═════ ARTICLE

We expect runtime reconfiguration to be an infrequent operation. We decided to keep it explicit and user-driven to ensure configuration safety and keep the cluster always running smoothly under explicit control.
Permanent loss of quorum requires new cluster
If a cluster permanently loses a majority of its members, a new cluster will need to be started from an old data directory to recover the previous state.It is entirely possible to force removing the failed members from the existing cluster to recover. However, we decided not to support this method since it bypasses the normal consensus committing phase, which is unsafe. If the member to remove is not actually dead or force removed through different members in the same cluster, etcd will end up with a diverged cluster with same clusterID. This is very dangerous and hard to debug/fix afterwards.
With a correct deployment, the possibility of permanent majority loss is very low. But it is a severe enough problem that is worth special care. We strongly suggest reading the disaster recovery documentation and preparing for permanent majority loss before putting etcd into production.

══════════
═════ DATA PROVIDED

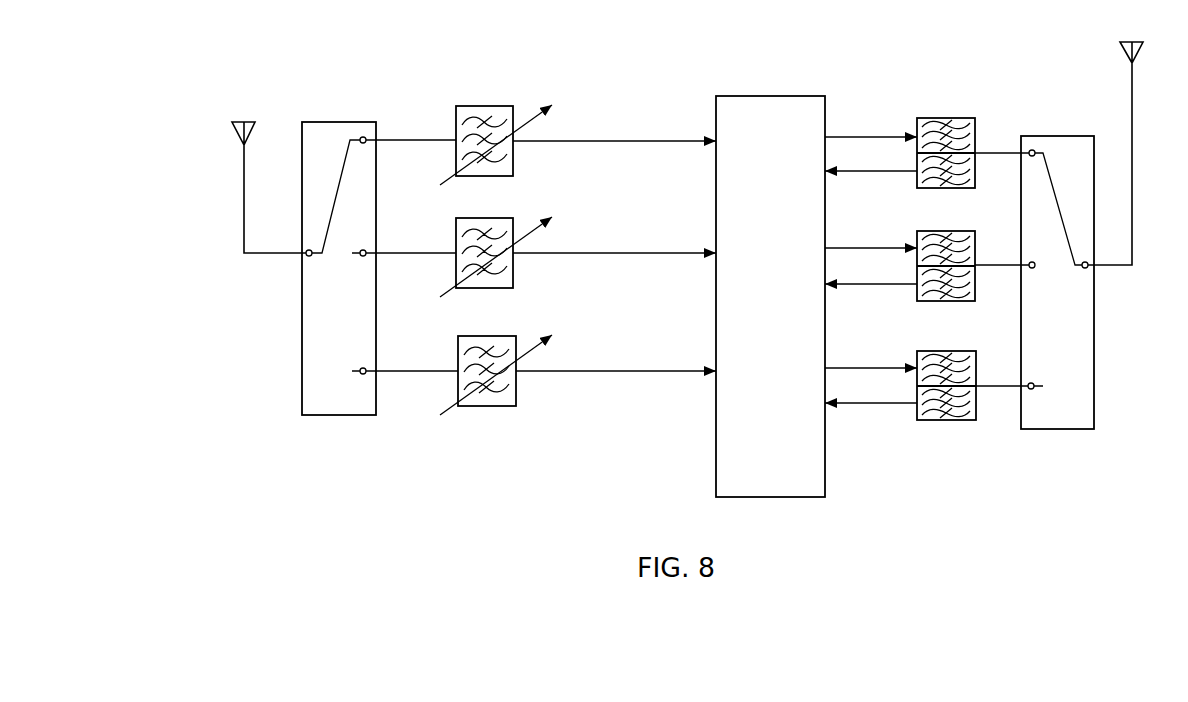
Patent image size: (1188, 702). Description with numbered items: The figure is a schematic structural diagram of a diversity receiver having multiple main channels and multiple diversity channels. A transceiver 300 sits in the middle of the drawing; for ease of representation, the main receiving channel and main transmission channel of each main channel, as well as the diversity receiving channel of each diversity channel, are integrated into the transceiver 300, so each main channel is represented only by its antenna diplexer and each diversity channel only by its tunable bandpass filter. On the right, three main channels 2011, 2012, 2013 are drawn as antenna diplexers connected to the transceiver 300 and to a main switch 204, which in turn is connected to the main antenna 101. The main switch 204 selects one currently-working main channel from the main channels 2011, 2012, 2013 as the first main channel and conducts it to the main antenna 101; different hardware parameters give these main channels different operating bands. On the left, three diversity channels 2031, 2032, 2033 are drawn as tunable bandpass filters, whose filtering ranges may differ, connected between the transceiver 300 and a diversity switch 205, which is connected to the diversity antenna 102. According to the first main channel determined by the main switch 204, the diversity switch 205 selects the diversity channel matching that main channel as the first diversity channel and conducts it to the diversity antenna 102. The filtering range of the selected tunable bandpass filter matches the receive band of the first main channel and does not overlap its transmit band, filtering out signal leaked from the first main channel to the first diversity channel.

The main antenna 101 is at (1132, 120).
The diversity antenna 102 is at (242, 168).
The main switch 204 is at (1068, 429).
The diversity switch 205 is at (302, 388).
The transceiver 300 is at (715, 431).
The main channel 2011 is at (927, 118).
The main channel 2012 is at (956, 301).
The main channel 2013 is at (956, 420).
The diversity channel 2031 is at (497, 106).
The diversity channel 2032 is at (485, 218).
The diversity channel 2033 is at (485, 336).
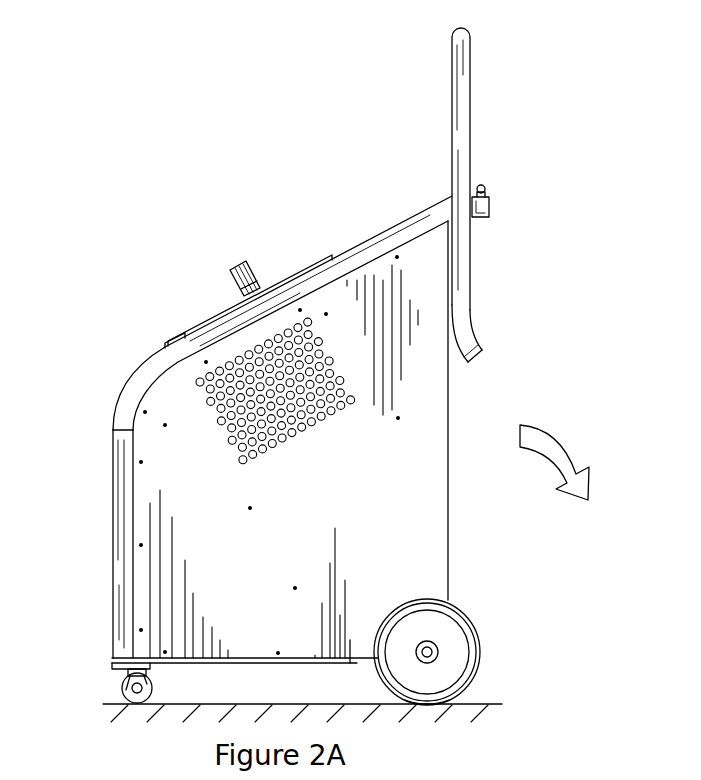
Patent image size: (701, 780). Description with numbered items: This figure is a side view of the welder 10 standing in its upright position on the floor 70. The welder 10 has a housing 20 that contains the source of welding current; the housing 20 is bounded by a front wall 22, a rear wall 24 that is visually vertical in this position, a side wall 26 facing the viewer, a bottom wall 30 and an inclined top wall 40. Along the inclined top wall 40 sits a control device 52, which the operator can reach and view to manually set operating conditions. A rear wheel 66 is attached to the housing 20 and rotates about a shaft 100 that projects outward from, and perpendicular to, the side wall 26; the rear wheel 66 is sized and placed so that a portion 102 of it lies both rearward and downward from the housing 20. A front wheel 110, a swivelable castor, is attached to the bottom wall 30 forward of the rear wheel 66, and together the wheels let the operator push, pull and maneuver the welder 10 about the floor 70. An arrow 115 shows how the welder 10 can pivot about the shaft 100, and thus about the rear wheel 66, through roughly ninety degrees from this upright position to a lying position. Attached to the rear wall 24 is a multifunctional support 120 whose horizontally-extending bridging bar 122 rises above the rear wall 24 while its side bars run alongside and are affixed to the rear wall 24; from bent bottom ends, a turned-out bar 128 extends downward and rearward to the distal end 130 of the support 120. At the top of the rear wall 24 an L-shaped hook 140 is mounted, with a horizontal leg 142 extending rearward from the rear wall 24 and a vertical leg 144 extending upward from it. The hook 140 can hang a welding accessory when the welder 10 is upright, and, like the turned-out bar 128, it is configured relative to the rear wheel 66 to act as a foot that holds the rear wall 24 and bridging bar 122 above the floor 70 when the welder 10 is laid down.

The welder 10 is at (518, 81).
The housing 20 is at (352, 237).
The front wall 22 is at (112, 548).
The rear wall 24 is at (448, 502).
The side wall 26 is at (292, 497).
The bottom wall 30 is at (265, 661).
The inclined top wall 40 is at (312, 263).
The second control device 52 is at (212, 322).
The rear wheel 66 is at (473, 603).
The floor 70 is at (490, 703).
The shaft 100 is at (440, 651).
The portion of wheel 102 is at (466, 699).
The front wheel 110 is at (152, 688).
The arrow 115 is at (562, 440).
The multifunctional support 120 is at (476, 31).
The bridging bar 122 is at (452, 112).
The turned-out bar 128 is at (481, 335).
The distal end 130 is at (480, 356).
The L-shaped hook 140 is at (489, 183).
The horizontal leg 142 is at (478, 219).
The vertical leg 144 is at (490, 201).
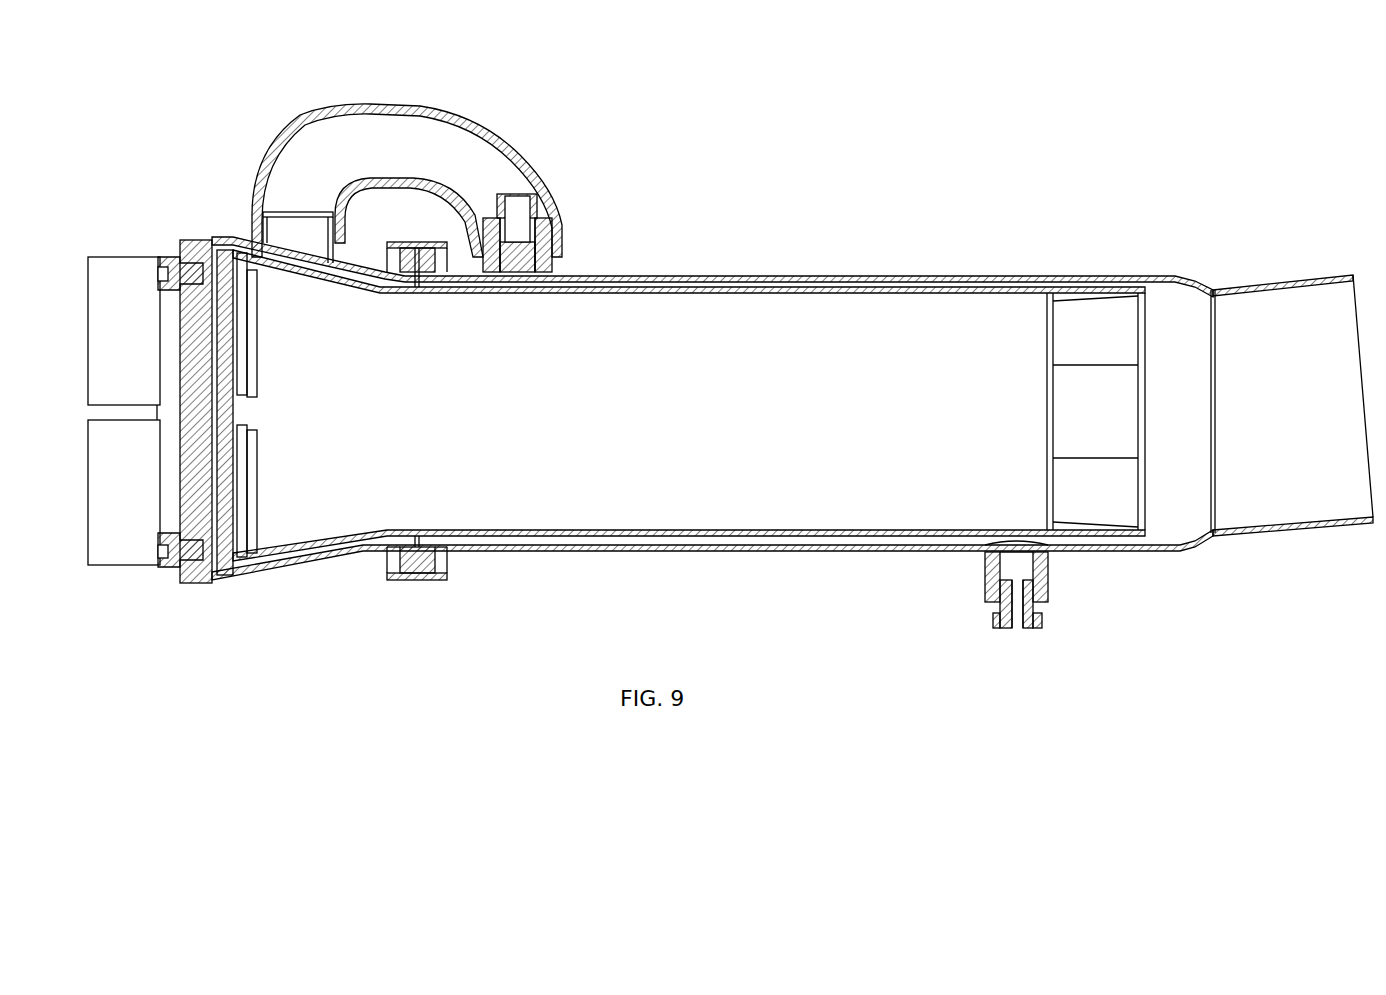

══════════

- THE TASKS:
1: Return the entries' lines from the one containing "Patent image size: (701, 780)." through the one containing "The welder 10 is at (518, 81).", both included, and copy them character for character.
2: Extend the passage on etcd quorum loss, picking up right after its final sentence.

- SET OF ANSWERS:
1:
Patent image size: (701, 780). Description with numbered items: This figure is a side view of the welder 10 standing in its upright position on the floor 70. The welder 10 has a housing 20 that contains the source of welding current; the housing 20 is bounded by a front wall 22, a rear wall 24 that is visually vertical in this position, a side wall 26 facing the viewer, a bottom wall 30 and an inclined top wall 40. Along the inclined top wall 40 sits a control device 52, which the operator can reach and view to manually set operating conditions. A rear wheel 66 is attached to the housing 20 and rotates about a shaft 100 that projects outward from, and perpendicular to, the side wall 26; the rear wheel 66 is sized and placed so that a portion 102 of it lies both rearward and downward from the housing 20. A front wheel 110, a swivelable castor, is attached to the bottom wall 30 forward of the rear wheel 66, and together the wheels let the operator push, pull and maneuver the welder 10 about the floor 70. An arrow 115 shows how the welder 10 can pivot about the shaft 100, and thus about the rear wheel 66, through roughly ninety degrees from this upright position to a lying position. Attached to the rear wall 24 is a multifunctional support 120 whose horizontally-extending bridging bar 122 rises above the rear wall 24 while its side bars run alongside and are affixed to the rear wall 24; from bent bottom ends, a turned-out bar 128 extends downward and rearward to the distal end 130 of the support 120. At the top of the rear wall 24 an L-shaped hook 140 is mounted, with a horizontal leg 142 extending rearward from the rear wall 24 and a vertical leg 144 extending upward from it. The hook 140 can hang a welding accessory when the welder 10 is upright, and, like the turned-out bar 128, it is configured relative to the rear wheel 66 to act as a foot that holds the rear wall 24 and bridging bar 122 above the floor 70 when the welder 10 is laid down.

The welder 10 is at (518, 81).

2:
Do not use public discovery service for runtime reconfiguration
The public discovery service should only be used for bootstrapping a cluster. To join member into an existing cluster, use the runtime reconfiguration API.The discovery service is designed for bootstrapping an etcd cluster in a cloud environment, when the IP addresses of all the members are not known beforehand. After successfully bootstrapping a cluster, the IP addresses of all the members are known. Technically, the discovery service should no longer be needed.
It seems that using public discovery service is a convenient way to do runtime reconfiguration, after all discovery service already has all the cluster configuration information. However relying on public discovery service brings troubles:
- it introduces external dependencies for the entire life-cycle of the cluster, not just bootstrap time. If there is a network issue between the cluster and public discovery service, the cluster will suffer from it.
- public discovery service must reflect correct runtime configuration of the cluster during its life-cycle. It has to provide security mechanisms to avoid bad actions, and it is hard.
- public discovery service has to keep tens of thousands of cluster configurations. Our public discovery service backend is not ready for that workload.
Reconfiguration use cases
This section will walk through some common reasons for reconfiguring a cluster. Most of these reasons just involve combinations of adding or removing a member, which are explained below under Cluster Reconfiguration Operations.Cycle or upgrade multiple machines
If multiple cluster members need to move due to planned maintenance (hardware upgrades, network downtime, etc.), it is recommended to modify members one at a time.It is safe to remove the leader, however there is a brief period of downtime while the election process takes place. If the cluster holds more than 50MB of v2 data, it is recommended to migrate the member's data directory.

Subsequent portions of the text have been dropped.